*** Records ***

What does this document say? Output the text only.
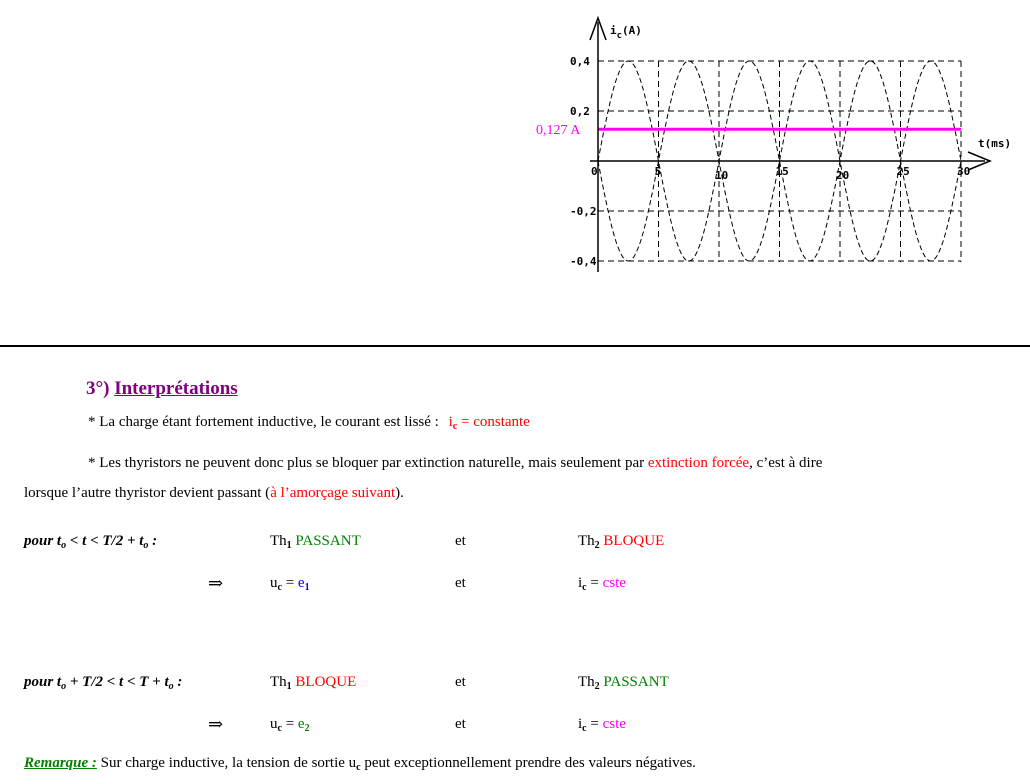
$i_c(A)$
t(ms)
0	5	10	15	20	25	30
0,4
0,2
-0,2
-0,4
0,127 A
3°) Interprétations
* La charge étant fortement inductive, le courant est lissé : $i_c$ = constante
* Les thyristors ne peuvent donc plus se bloquer par extinction naturelle, mais seulement par extinction forcée, c’est à dire
lorsque l’autre thyristor devient passant (à l’amorçage suivant).
pour $t_o < t < T/2 + t_o$ :	$Th_1$ PASSANT	et	$Th_2$ BLOQUE
⇒	$u_c = e_1$	et	$i_c$ = cste
pour $t_o + T/2 < t < T + t_o$ :	$Th_1$ BLOQUE	et	$Th_2$ PASSANT
⇒	$u_c = e_2$	et	$i_c$ = cste
Remarque : Sur charge inductive, la tension de sortie $u_c$ peut exceptionnellement prendre des valeurs négatives.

***

__What to work on__
Every line above should be repeated exactly; pictures stay out of the copy.

__Output for this exercise__
What does this document say? Output the text only.
$i_c(A)$
t(ms)
0	5	10	15	20	25	30
0,4
0,2
-0,2
-0,4
0,127 A
3°) Interprétations
* La charge étant fortement inductive, le courant est lissé : $i_c$ = constante
* Les thyristors ne peuvent donc plus se bloquer par extinction naturelle, mais seulement par extinction forcée, c’est à dire
lorsque l’autre thyristor devient passant (à l’amorçage suivant).
pour $t_o < t < T/2 + t_o$ :	$Th_1$ PASSANT	et	$Th_2$ BLOQUE
⇒	$u_c = e_1$	et	$i_c$ = cste
pour $t_o + T/2 < t < T + t_o$ :	$Th_1$ BLOQUE	et	$Th_2$ PASSANT
⇒	$u_c = e_2$	et	$i_c$ = cste
Remarque : Sur charge inductive, la tension de sortie $u_c$ peut exceptionnellement prendre des valeurs négatives.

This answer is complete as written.